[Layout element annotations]

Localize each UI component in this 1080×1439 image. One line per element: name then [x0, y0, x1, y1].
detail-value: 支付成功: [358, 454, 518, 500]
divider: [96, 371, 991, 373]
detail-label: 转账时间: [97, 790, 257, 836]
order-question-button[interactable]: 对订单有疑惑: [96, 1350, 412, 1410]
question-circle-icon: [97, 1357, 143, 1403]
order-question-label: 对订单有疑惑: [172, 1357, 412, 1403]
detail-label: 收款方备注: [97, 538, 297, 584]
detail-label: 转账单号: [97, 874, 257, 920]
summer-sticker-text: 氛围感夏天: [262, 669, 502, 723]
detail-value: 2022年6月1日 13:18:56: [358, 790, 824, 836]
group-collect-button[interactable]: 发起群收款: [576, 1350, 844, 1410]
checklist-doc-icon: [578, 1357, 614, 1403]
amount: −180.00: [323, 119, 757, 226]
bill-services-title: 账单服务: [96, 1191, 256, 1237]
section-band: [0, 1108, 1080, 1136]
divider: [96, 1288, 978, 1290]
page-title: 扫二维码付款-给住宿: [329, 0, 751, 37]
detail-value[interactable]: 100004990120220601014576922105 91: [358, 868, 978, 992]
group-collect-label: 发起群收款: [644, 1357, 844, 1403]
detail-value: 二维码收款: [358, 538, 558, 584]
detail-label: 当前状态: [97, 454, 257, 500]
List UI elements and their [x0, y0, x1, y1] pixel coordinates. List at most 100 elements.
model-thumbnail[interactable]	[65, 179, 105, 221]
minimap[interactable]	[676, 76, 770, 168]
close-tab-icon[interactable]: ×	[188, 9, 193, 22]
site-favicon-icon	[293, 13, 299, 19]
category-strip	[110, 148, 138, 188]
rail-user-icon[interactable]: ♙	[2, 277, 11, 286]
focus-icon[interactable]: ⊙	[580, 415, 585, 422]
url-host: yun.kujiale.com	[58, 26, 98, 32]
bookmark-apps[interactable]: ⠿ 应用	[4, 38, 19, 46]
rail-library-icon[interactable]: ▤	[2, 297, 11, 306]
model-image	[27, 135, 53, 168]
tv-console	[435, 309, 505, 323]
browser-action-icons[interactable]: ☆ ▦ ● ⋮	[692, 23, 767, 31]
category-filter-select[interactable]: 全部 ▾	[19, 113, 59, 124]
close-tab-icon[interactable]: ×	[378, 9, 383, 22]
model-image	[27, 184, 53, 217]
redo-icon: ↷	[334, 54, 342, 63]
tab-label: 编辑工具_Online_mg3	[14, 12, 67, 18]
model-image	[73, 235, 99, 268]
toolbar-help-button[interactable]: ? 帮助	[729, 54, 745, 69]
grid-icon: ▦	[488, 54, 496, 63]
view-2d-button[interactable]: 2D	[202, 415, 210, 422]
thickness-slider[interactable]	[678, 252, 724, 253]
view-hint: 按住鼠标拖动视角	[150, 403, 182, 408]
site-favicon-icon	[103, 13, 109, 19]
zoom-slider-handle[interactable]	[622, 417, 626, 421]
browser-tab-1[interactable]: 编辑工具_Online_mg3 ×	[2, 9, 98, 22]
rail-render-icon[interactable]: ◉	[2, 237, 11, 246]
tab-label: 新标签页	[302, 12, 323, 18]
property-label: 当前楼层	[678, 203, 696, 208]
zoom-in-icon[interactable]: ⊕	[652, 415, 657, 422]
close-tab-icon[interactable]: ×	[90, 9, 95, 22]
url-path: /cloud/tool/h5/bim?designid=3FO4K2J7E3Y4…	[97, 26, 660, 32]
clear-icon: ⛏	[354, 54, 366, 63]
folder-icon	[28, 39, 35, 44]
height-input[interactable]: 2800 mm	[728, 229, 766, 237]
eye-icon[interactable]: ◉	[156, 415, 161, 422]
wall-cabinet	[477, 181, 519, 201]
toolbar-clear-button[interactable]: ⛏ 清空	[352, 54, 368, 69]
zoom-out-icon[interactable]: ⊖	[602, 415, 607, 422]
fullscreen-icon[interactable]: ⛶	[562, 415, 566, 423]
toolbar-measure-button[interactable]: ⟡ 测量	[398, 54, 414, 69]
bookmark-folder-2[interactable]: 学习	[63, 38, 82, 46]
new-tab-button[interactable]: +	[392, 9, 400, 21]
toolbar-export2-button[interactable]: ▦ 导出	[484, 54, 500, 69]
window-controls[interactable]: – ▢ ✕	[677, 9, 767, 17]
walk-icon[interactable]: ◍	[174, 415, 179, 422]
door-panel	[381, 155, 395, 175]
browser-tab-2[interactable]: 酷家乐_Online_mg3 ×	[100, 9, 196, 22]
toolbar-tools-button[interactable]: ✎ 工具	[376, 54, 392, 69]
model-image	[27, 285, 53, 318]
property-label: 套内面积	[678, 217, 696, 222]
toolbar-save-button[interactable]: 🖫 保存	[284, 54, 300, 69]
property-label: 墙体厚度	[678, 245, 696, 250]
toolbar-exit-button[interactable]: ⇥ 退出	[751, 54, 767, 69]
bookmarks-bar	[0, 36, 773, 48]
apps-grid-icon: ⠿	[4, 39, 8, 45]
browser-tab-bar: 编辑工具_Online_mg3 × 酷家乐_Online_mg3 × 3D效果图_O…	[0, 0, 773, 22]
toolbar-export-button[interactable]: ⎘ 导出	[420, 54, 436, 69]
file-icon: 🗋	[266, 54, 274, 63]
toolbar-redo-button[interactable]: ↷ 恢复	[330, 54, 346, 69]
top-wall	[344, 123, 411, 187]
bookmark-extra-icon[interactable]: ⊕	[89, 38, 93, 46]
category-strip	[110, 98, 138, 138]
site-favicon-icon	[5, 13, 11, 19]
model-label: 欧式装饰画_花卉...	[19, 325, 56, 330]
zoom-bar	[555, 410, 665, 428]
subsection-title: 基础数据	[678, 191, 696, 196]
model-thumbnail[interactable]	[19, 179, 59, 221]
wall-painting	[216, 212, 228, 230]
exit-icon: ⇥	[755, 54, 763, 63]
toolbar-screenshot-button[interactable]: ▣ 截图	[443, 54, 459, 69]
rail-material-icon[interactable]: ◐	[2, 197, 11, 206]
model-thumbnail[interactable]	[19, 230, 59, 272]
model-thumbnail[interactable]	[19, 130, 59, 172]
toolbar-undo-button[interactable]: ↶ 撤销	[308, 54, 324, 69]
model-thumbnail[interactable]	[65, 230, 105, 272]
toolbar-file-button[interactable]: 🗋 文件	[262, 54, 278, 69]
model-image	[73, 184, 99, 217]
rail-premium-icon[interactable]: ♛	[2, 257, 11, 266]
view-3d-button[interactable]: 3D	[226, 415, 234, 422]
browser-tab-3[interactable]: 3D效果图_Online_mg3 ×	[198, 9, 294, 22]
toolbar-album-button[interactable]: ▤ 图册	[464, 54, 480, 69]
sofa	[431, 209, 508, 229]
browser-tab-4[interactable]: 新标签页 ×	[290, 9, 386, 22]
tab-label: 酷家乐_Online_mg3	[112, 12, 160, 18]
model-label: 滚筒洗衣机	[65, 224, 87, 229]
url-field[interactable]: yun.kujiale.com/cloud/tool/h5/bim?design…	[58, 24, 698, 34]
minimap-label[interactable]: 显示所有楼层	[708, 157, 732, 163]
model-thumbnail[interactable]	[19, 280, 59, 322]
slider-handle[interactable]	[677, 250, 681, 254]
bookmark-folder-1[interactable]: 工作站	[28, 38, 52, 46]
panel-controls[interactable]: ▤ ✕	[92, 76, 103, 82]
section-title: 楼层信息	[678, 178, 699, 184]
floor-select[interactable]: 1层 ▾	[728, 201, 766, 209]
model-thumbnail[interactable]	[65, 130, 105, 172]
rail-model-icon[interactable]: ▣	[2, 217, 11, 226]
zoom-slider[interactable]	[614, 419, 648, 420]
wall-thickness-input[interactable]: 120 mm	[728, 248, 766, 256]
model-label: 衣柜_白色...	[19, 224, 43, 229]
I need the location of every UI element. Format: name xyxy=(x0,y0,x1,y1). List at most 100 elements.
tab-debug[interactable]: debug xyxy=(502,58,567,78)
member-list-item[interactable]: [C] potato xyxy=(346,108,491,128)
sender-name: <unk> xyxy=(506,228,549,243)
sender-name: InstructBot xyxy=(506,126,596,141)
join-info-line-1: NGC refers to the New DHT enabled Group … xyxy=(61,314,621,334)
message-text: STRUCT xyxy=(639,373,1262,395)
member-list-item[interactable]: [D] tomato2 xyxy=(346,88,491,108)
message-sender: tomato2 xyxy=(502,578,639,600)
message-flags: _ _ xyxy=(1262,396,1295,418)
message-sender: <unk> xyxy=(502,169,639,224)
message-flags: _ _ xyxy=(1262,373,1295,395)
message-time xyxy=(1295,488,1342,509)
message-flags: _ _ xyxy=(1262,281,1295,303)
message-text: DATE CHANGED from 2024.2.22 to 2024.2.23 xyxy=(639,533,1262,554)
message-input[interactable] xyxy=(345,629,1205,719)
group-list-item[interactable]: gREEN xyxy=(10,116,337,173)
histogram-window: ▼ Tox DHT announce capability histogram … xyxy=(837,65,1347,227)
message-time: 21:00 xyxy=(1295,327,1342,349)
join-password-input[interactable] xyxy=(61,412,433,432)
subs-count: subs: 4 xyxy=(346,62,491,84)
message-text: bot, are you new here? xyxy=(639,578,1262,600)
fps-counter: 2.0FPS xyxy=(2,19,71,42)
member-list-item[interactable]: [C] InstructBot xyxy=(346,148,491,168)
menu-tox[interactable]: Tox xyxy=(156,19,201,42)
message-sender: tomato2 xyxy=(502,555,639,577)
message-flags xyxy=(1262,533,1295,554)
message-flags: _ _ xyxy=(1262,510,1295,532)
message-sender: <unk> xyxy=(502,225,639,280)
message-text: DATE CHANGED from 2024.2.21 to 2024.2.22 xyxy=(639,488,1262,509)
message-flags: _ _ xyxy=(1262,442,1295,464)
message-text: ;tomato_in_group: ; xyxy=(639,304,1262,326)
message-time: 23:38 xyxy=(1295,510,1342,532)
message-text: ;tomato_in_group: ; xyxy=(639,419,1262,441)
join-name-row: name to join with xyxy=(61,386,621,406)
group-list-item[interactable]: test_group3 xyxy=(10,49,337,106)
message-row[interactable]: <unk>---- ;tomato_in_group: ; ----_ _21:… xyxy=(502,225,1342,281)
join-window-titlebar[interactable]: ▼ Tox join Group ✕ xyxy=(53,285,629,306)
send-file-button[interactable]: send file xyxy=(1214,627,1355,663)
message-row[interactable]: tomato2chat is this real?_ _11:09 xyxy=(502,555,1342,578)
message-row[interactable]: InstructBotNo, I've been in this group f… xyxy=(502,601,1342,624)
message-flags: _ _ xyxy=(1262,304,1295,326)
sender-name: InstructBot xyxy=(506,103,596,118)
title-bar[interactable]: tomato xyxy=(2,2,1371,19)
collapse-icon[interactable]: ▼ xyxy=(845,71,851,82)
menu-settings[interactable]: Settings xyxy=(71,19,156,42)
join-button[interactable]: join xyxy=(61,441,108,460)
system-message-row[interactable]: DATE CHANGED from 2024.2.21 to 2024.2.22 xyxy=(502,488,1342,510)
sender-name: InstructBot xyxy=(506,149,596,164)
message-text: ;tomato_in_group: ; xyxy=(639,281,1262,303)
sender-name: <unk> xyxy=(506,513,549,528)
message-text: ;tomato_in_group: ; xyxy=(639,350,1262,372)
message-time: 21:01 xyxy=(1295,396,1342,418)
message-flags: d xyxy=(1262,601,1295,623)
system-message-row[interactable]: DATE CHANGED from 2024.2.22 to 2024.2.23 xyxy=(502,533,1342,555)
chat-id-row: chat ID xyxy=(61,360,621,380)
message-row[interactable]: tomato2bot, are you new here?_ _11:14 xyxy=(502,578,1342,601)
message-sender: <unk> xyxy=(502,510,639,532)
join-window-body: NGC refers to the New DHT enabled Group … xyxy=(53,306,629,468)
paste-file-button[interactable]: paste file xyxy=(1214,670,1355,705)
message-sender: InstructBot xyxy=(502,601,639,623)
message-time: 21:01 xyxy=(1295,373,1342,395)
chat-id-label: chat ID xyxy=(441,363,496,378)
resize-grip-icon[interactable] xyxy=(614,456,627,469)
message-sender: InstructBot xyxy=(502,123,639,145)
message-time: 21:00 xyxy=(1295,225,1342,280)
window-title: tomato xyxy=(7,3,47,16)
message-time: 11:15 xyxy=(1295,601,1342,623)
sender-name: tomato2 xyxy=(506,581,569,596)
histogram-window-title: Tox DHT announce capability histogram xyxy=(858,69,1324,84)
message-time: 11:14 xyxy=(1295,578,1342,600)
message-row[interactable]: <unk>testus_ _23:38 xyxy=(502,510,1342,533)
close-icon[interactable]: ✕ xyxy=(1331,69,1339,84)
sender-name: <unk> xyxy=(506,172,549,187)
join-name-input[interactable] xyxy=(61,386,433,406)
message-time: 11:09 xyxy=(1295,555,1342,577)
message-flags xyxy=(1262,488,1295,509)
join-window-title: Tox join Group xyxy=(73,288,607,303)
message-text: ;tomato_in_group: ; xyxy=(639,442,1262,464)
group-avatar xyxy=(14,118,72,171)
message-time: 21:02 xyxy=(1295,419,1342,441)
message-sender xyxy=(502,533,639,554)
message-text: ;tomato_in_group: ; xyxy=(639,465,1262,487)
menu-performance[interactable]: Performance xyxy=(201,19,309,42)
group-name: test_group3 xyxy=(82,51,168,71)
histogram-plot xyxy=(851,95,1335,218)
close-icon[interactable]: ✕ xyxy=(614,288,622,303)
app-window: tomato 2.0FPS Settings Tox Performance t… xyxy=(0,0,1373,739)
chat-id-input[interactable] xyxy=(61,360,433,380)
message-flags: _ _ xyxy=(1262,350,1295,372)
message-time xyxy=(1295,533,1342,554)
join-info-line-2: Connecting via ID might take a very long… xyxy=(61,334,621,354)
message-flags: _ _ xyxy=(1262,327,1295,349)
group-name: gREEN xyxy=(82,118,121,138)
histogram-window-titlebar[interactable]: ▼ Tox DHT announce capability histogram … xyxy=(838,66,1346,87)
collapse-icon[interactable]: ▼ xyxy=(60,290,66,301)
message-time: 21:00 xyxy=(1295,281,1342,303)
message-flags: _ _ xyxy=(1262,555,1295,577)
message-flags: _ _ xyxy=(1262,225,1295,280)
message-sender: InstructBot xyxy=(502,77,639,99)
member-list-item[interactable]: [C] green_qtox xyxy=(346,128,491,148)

> _Goal_
Retype the data from its first line through the line containing "1350, 412, 1410]", including both of those lines and keeping every character unchanged.

> _Task output_
Localize each UI component in this 1080×1439 image. One line per element: name then [x0, y0, x1, y1].
detail-value: 支付成功: [358, 454, 518, 500]
divider: [96, 371, 991, 373]
detail-label: 转账时间: [97, 790, 257, 836]
order-question-button[interactable]: 对订单有疑惑: [96, 1350, 412, 1410]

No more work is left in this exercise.